Page transcription entries
---+---
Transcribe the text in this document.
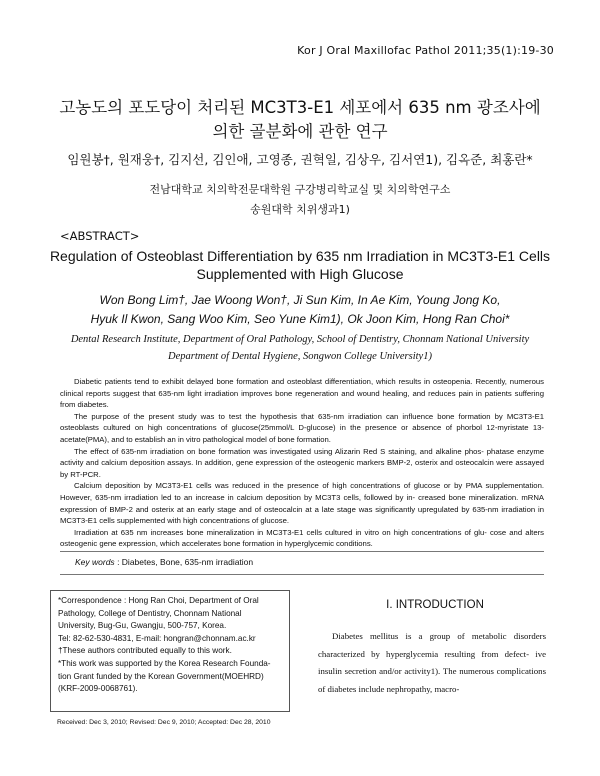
Kor J Oral Maxillofac Pathol 2011;35(1):19-30
고농도의 포도당이 처리된 MC3T3-E1 세포에서 635 nm 광조사에
의한 골분화에 관한 연구
임원봉†, 원재웅†, 김지선, 김인애, 고영종, 권혁일, 김상우, 김서연1), 김옥준, 최홍란*
전남대학교 치의학전문대학원 구강병리학교실 및 치의학연구소
송원대학 치위생과1)
<ABSTRACT>
Regulation of Osteoblast Differentiation by 635 nm Irradiation in MC3T3-E1 Cells
Supplemented with High Glucose
Won Bong Lim†, Jae Woong Won†, Ji Sun Kim, In Ae Kim, Young Jong Ko,
Hyuk Il Kwon, Sang Woo Kim, Seo Yune Kim1), Ok Joon Kim, Hong Ran Choi*
Dental Research Institute, Department of Oral Pathology, School of Dentistry, Chonnam National University
Department of Dental Hygiene, Songwon College University1)

Diabetic patients tend to exhibit delayed bone formation and osteoblast differentiation, which results in osteopenia. Recently, numerous clinical reports suggest that 635-nm light irradiation improves bone regeneration and wound healing, and reduces pain in patients suffering from diabetes.

The purpose of the present study was to test the hypothesis that 635-nm irradiation can influence bone formation by MC3T3-E1 osteoblasts cultured on high concentrations of glucose(25mmol/L D-glucose) in the presence or absence of phorbol 12-myristate 13-acetate(PMA), and to establish an in vitro pathological model of bone formation.

The effect of 635-nm irradiation on bone formation was investigated using Alizarin Red S staining, and alkaline phos- phatase enzyme activity and calcium deposition assays. In addition, gene expression of the osteogenic markers BMP-2, osterix and osteocalcin were assayed by RT-PCR.

Calcium deposition by MC3T3-E1 cells was reduced in the presence of high concentrations of glucose or by PMA supplementation. However, 635-nm irradiation led to an increase in calcium deposition by MC3T3 cells, followed by in- creased bone mineralization. mRNA expression of BMP-2 and osterix at an early stage and of osteocalcin at a late stage was significantly upregulated by 635-nm irradiation in MC3T3-E1 cells supplemented with high concentrations of glucose.

Irradiation at 635 nm increases bone mineralization in MC3T3-E1 cells cultured in vitro on high concentrations of glu- cose and alters osteogenic gene expression, which accelerates bone formation in hyperglycemic conditions.

Key words : Diabetes, Bone, 635-nm irradiation
*Correspondence : Hong Ran Choi, Department of Oral
Pathology, College of Dentistry, Chonnam National
University, Bug-Gu, Gwangju, 500-757, Korea.
Tel: 82-62-530-4831, E-mail: hongran@chonnam.ac.kr
†These authors contributed equally to this work.
*This work was supported by the Korea Research Founda-
tion Grant funded by the Korean Government(MOEHRD)
(KRF-2009-0068761).
Received: Dec 3, 2010; Revised: Dec 9, 2010; Accepted: Dec 28, 2010
I. INTRODUCTION

Diabetes mellitus is a group of metabolic disorders characterized by hyperglycemia resulting from defect- ive insulin secretion and/or activity1). The numerous complications of diabetes include nephropathy, macro-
---+---
* Problem statement *
With the images omitted, output all entries exactly as given.

* Response below *
Transcribe the text in this document.
Kor J Oral Maxillofac Pathol 2011;35(1):19-30
고농도의 포도당이 처리된 MC3T3-E1 세포에서 635 nm 광조사에
의한 골분화에 관한 연구
임원봉†, 원재웅†, 김지선, 김인애, 고영종, 권혁일, 김상우, 김서연1), 김옥준, 최홍란*
전남대학교 치의학전문대학원 구강병리학교실 및 치의학연구소
송원대학 치위생과1)
<ABSTRACT>
Regulation of Osteoblast Differentiation by 635 nm Irradiation in MC3T3-E1 Cells
Supplemented with High Glucose
Won Bong Lim†, Jae Woong Won†, Ji Sun Kim, In Ae Kim, Young Jong Ko,
Hyuk Il Kwon, Sang Woo Kim, Seo Yune Kim1), Ok Joon Kim, Hong Ran Choi*
Dental Research Institute, Department of Oral Pathology, School of Dentistry, Chonnam National University
Department of Dental Hygiene, Songwon College University1)

Diabetic patients tend to exhibit delayed bone formation and osteoblast differentiation, which results in osteopenia. Recently, numerous clinical reports suggest that 635-nm light irradiation improves bone regeneration and wound healing, and reduces pain in patients suffering from diabetes.

The purpose of the present study was to test the hypothesis that 635-nm irradiation can influence bone formation by MC3T3-E1 osteoblasts cultured on high concentrations of glucose(25mmol/L D-glucose) in the presence or absence of phorbol 12-myristate 13-acetate(PMA), and to establish an in vitro pathological model of bone formation.

The effect of 635-nm irradiation on bone formation was investigated using Alizarin Red S staining, and alkaline phos- phatase enzyme activity and calcium deposition assays. In addition, gene expression of the osteogenic markers BMP-2, osterix and osteocalcin were assayed by RT-PCR.

Calcium deposition by MC3T3-E1 cells was reduced in the presence of high concentrations of glucose or by PMA supplementation. However, 635-nm irradiation led to an increase in calcium deposition by MC3T3 cells, followed by in- creased bone mineralization. mRNA expression of BMP-2 and osterix at an early stage and of osteocalcin at a late stage was significantly upregulated by 635-nm irradiation in MC3T3-E1 cells supplemented with high concentrations of glucose.

Irradiation at 635 nm increases bone mineralization in MC3T3-E1 cells cultured in vitro on high concentrations of glu- cose and alters osteogenic gene expression, which accelerates bone formation in hyperglycemic conditions.

Key words : Diabetes, Bone, 635-nm irradiation
*Correspondence : Hong Ran Choi, Department of Oral
Pathology, College of Dentistry, Chonnam National
University, Bug-Gu, Gwangju, 500-757, Korea.
Tel: 82-62-530-4831, E-mail: hongran@chonnam.ac.kr
†These authors contributed equally to this work.
*This work was supported by the Korea Research Founda-
tion Grant funded by the Korean Government(MOEHRD)
(KRF-2009-0068761).
Received: Dec 3, 2010; Revised: Dec 9, 2010; Accepted: Dec 28, 2010
I. INTRODUCTION

Diabetes mellitus is a group of metabolic disorders characterized by hyperglycemia resulting from defect- ive insulin secretion and/or activity1). The numerous complications of diabetes include nephropathy, macro-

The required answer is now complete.